• Entries with figure data:
····················
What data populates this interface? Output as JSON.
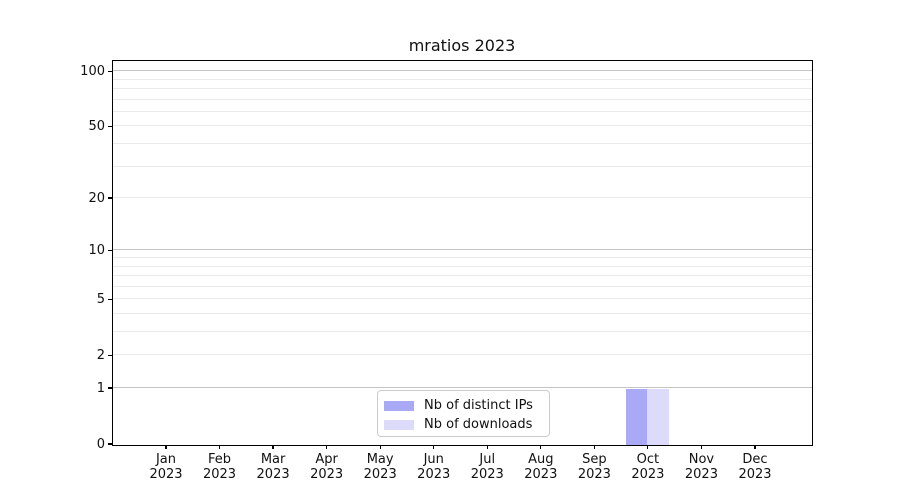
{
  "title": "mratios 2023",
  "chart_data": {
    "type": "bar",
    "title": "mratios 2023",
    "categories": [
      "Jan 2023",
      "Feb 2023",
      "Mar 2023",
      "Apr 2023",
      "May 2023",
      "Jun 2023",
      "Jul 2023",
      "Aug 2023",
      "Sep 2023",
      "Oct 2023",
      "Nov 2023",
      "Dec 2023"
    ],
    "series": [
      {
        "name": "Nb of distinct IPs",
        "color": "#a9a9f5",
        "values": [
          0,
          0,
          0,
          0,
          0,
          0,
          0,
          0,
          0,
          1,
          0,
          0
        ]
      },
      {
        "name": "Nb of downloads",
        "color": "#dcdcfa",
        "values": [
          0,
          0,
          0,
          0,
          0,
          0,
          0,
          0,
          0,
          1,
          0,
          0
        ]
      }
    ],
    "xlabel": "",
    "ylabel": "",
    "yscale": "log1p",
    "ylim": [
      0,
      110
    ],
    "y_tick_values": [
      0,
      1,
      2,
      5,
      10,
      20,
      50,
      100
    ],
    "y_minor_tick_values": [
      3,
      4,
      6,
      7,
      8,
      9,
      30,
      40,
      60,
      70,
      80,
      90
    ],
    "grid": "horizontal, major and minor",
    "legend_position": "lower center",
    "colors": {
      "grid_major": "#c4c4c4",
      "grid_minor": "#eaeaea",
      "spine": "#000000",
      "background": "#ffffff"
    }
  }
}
····················
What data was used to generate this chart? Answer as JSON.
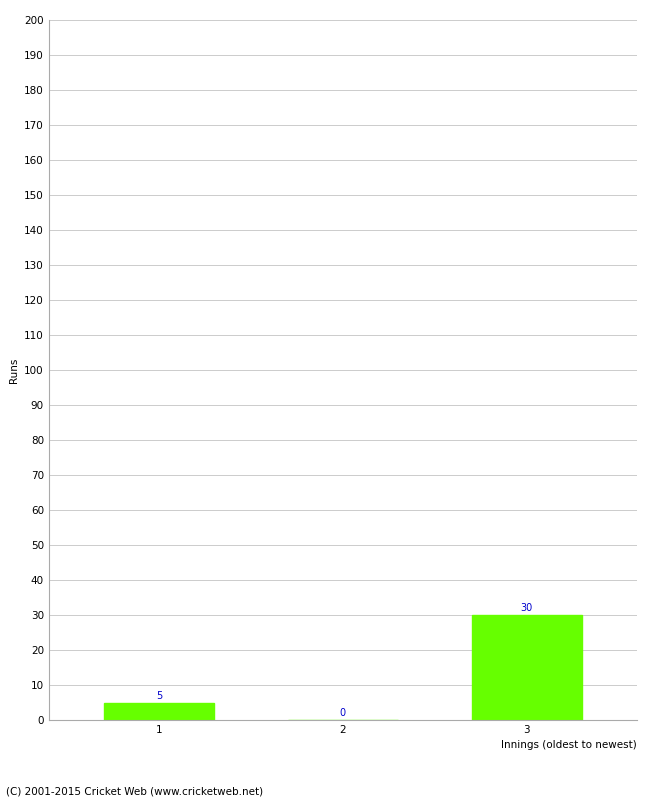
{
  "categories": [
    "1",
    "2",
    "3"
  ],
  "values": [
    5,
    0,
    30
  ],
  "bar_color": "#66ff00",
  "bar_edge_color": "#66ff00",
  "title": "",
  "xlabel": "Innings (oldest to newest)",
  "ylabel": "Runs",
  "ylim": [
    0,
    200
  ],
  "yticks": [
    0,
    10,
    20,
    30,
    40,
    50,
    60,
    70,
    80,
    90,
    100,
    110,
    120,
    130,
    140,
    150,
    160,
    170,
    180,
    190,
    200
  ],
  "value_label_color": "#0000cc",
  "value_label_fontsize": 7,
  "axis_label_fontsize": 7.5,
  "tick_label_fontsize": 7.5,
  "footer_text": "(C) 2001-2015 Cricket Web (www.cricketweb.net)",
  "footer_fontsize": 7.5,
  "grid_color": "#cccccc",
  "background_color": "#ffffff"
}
····················
• TO DO: Only the number is wanted: how many lines of the material contain the word "name"?

• FINAL RESULT: 2